** start of Provided records **
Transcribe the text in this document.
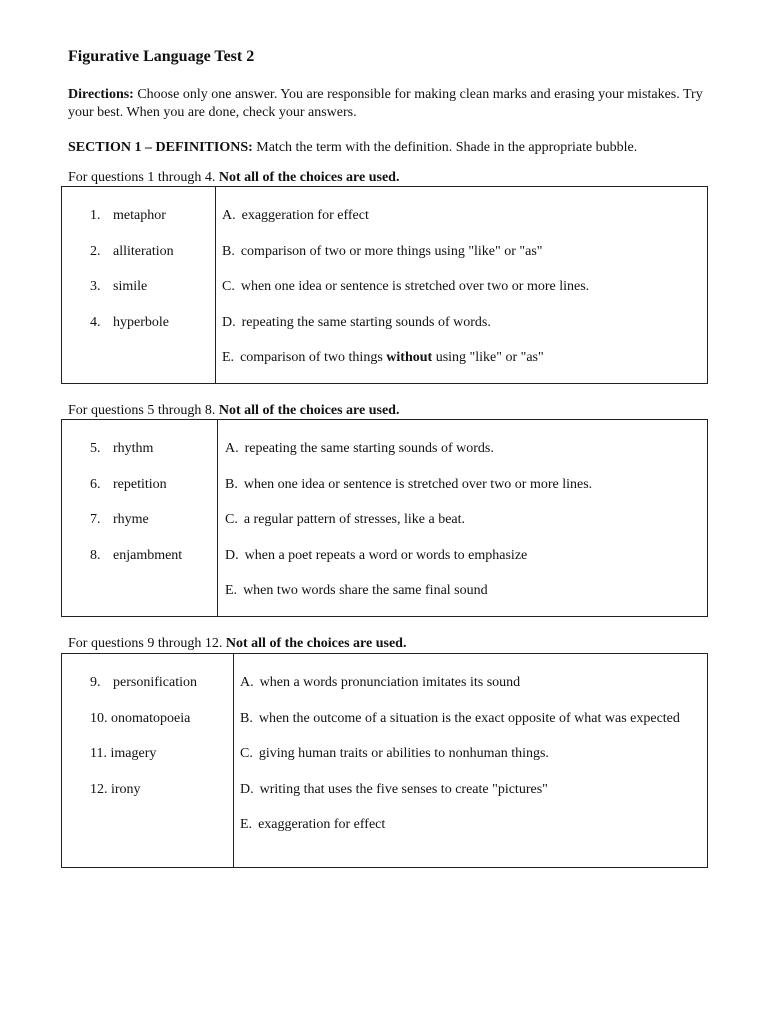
Figurative Language Test 2

Directions: Choose only one answer. You are responsible for making clean marks and erasing your mistakes. Try your best. When you are done, check your answers.

SECTION 1 – DEFINITIONS: Match the term with the definition. Shade in the appropriate bubble.

For questions 1 through 4. Not all of the choices are used.

1. metaphor
2. alliteration
3. simile
4. hyperbole
A. exaggeration for effect
B. comparison of two or more things using "like" or "as"
C. when one idea or sentence is stretched over two or more lines.
D. repeating the same starting sounds of words.
E. comparison of two things without using "like" or "as"

For questions 5 through 8. Not all of the choices are used.

5. rhythm
6. repetition
7. rhyme
8. enjambment
A. repeating the same starting sounds of words.
B. when one idea or sentence is stretched over two or more lines.
C. a regular pattern of stresses, like a beat.
D. when a poet repeats a word or words to emphasize
E. when two words share the same final sound

For questions 9 through 12. Not all of the choices are used.

9. personification
10. onomatopoeia
11. imagery
12. irony
A. when a words pronunciation imitates its sound
B. when the outcome of a situation is the exact opposite of what was expected
C. giving human traits or abilities to nonhuman things.
D. writing that uses the five senses to create "pictures"
E. exaggeration for effect
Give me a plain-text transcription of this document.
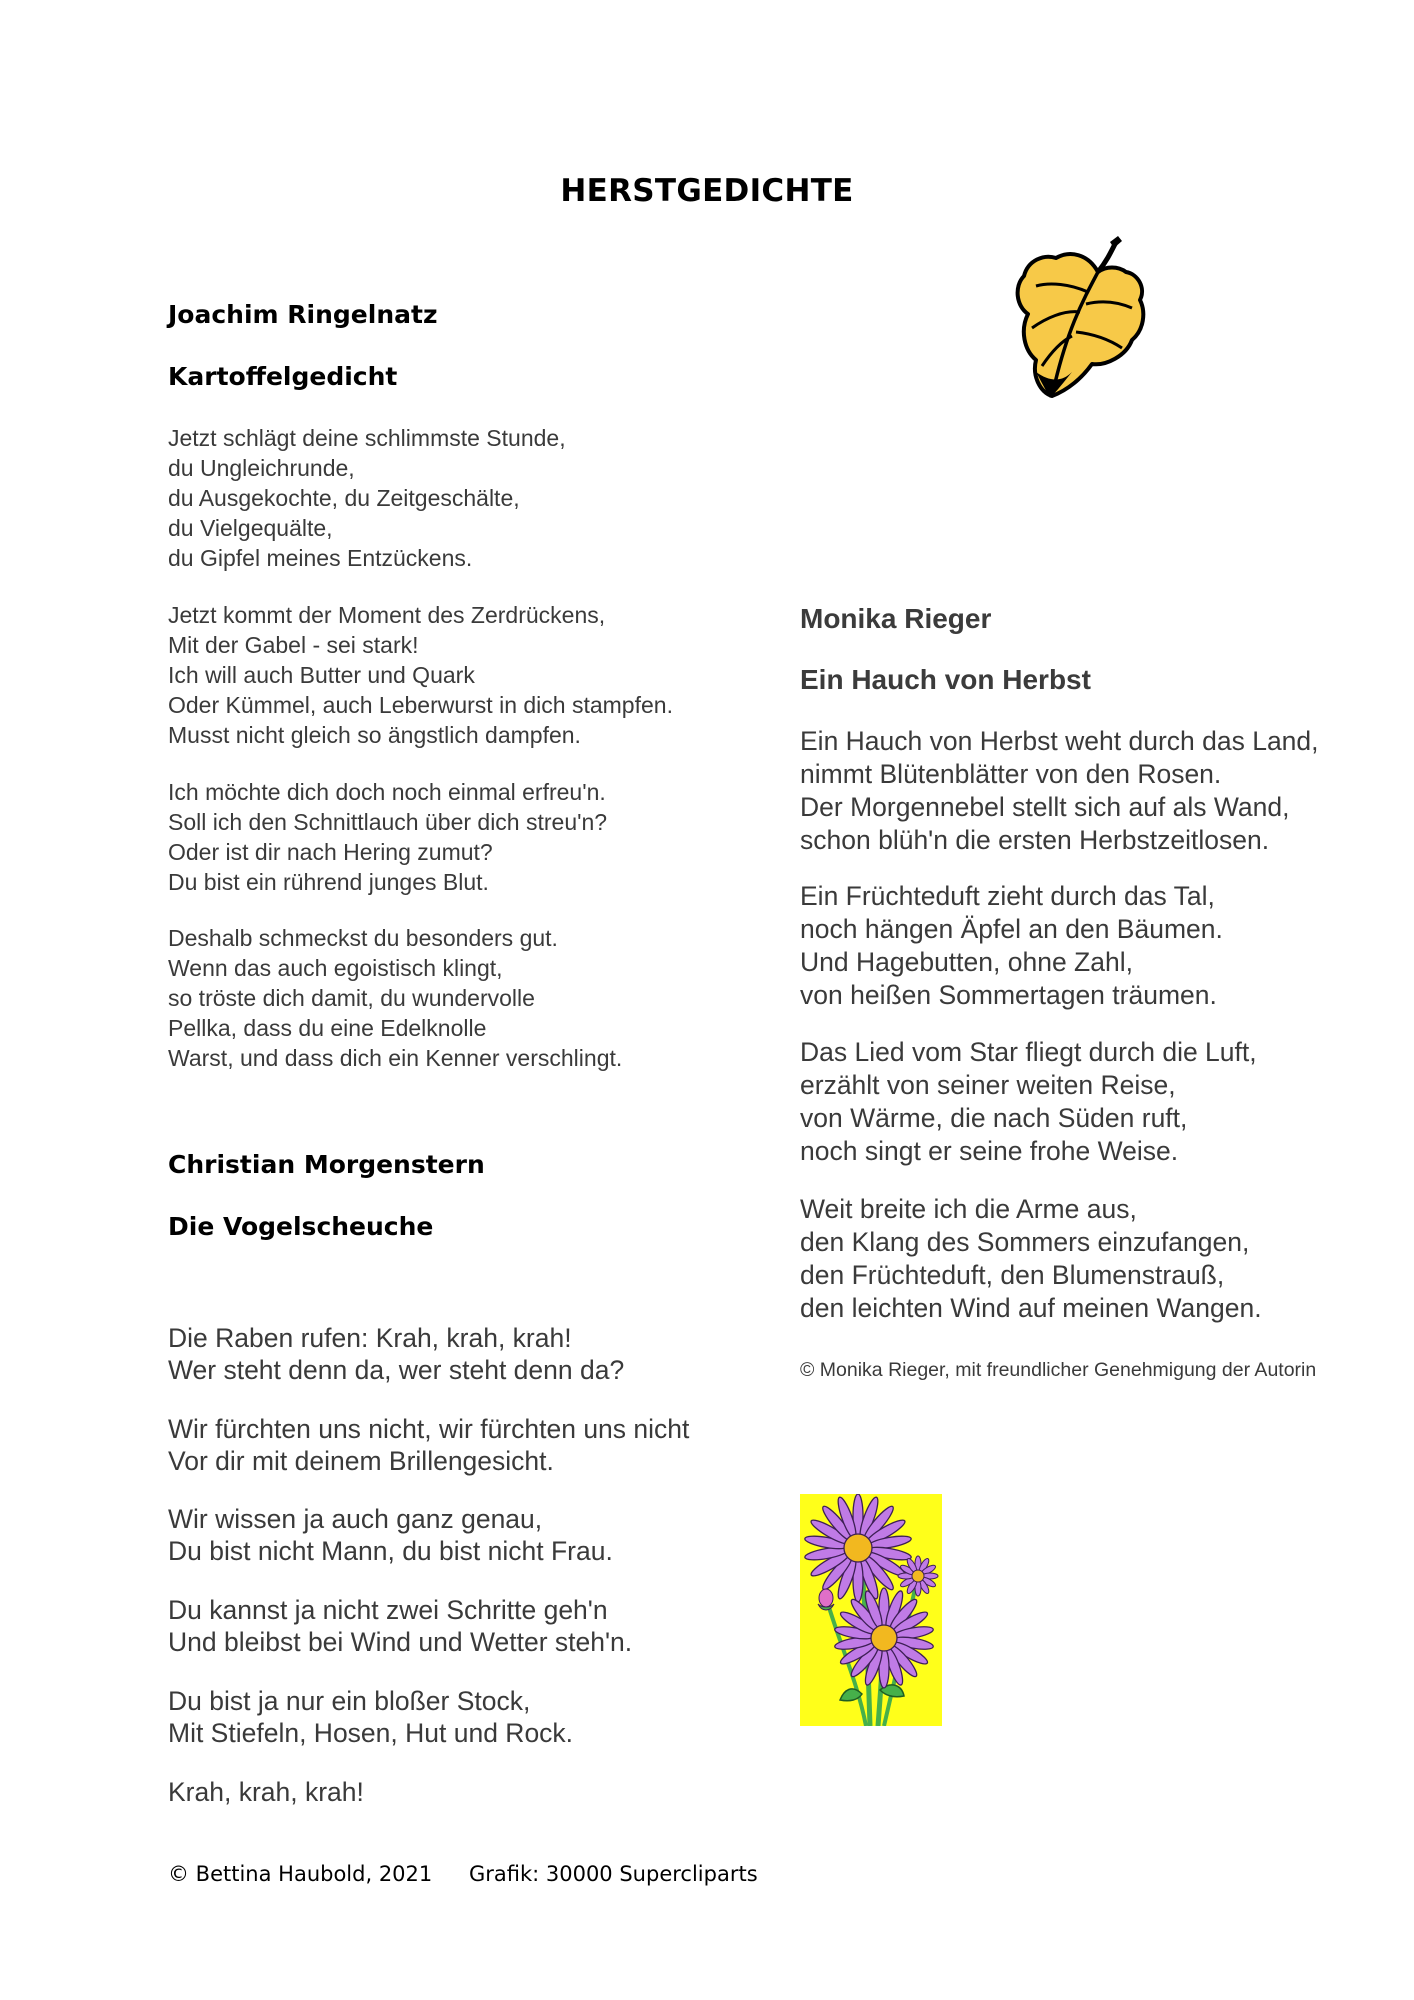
HERSTGEDICHTE
Joachim Ringelnatz
Kartoffelgedicht

Jetzt schlägt deine schlimmste Stunde,
du Ungleichrunde,
du Ausgekochte, du Zeitgeschälte,
du Vielgequälte,
du Gipfel meines Entzückens.

Jetzt kommt der Moment des Zerdrückens,
Mit der Gabel - sei stark!
Ich will auch Butter und Quark
Oder Kümmel, auch Leberwurst in dich stampfen.
Musst nicht gleich so ängstlich dampfen.

Ich möchte dich doch noch einmal erfreu'n.
Soll ich den Schnittlauch über dich streu'n?
Oder ist dir nach Hering zumut?
Du bist ein rührend junges Blut.

Deshalb schmeckst du besonders gut.
Wenn das auch egoistisch klingt,
so tröste dich damit, du wundervolle
Pellka, dass du eine Edelknolle
Warst, und dass dich ein Kenner verschlingt.

Christian Morgenstern
Die Vogelscheuche

Die Raben rufen: Krah, krah, krah!
Wer steht denn da, wer steht denn da?

Wir fürchten uns nicht, wir fürchten uns nicht
Vor dir mit deinem Brillengesicht.

Wir wissen ja auch ganz genau,
Du bist nicht Mann, du bist nicht Frau.

Du kannst ja nicht zwei Schritte geh'n
Und bleibst bei Wind und Wetter steh'n.

Du bist ja nur ein bloßer Stock,
Mit Stiefeln, Hosen, Hut und Rock.

Krah, krah, krah!

Monika Rieger
Ein Hauch von Herbst

Ein Hauch von Herbst weht durch das Land,
nimmt Blütenblätter von den Rosen.
Der Morgennebel stellt sich auf als Wand,
schon blüh'n die ersten Herbstzeitlosen.

Ein Früchteduft zieht durch das Tal,
noch hängen Äpfel an den Bäumen.
Und Hagebutten, ohne Zahl,
von heißen Sommertagen träumen.

Das Lied vom Star fliegt durch die Luft,
erzählt von seiner weiten Reise,
von Wärme, die nach Süden ruft,
noch singt er seine frohe Weise.

Weit breite ich die Arme aus,
den Klang des Sommers einzufangen,
den Früchteduft, den Blumenstrauß,
den leichten Wind auf meinen Wangen.

© Monika Rieger, mit freundlicher Genehmigung der Autorin
© Bettina Haubold, 2021 Grafik: 30000 Supercliparts
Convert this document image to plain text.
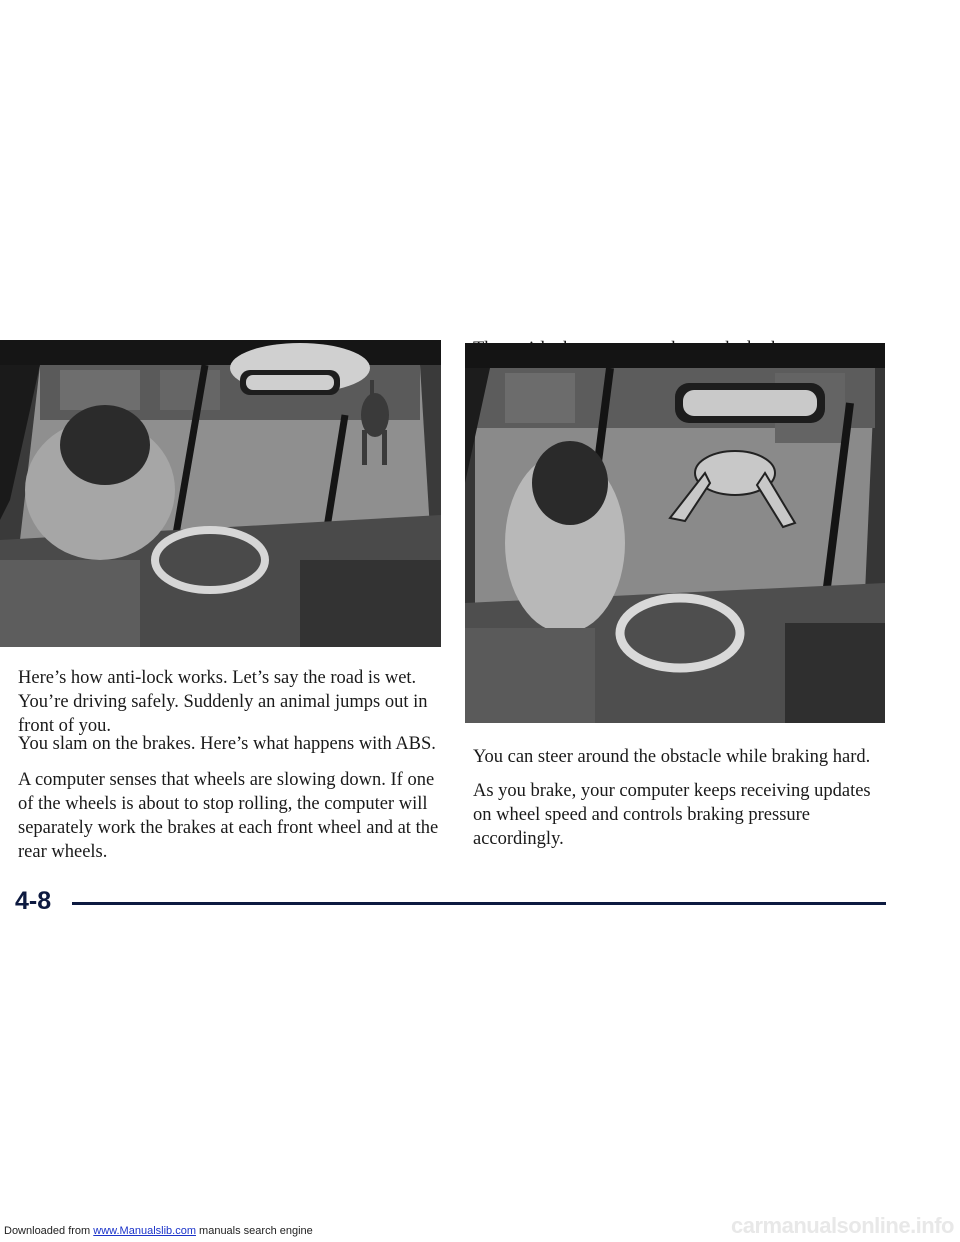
Here’s how anti-lock works. Let’s say the road is wet. You’re driving safely. Suddenly an animal jumps out in front of you.

You slam on the brakes. Here’s what happens with ABS.

A computer senses that wheels are slowing down. If one of the wheels is about to stop rolling, the computer will separately work the brakes at each front wheel and at the rear wheels.

You can steer around the obstacle while braking hard.

As you brake, your computer keeps receiving updates on wheel speed and controls braking pressure accordingly.

4-8
Downloaded from www.Manualslib.com manuals search engine	carmanualsonline.info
** end of Provided records **
Pull out each line holding the string "durch".

Ein Hauch von Herbst weht durch das Land,
Ein Früchteduft zieht durch das Tal,
Das Lied vom Star fliegt durch die Luft,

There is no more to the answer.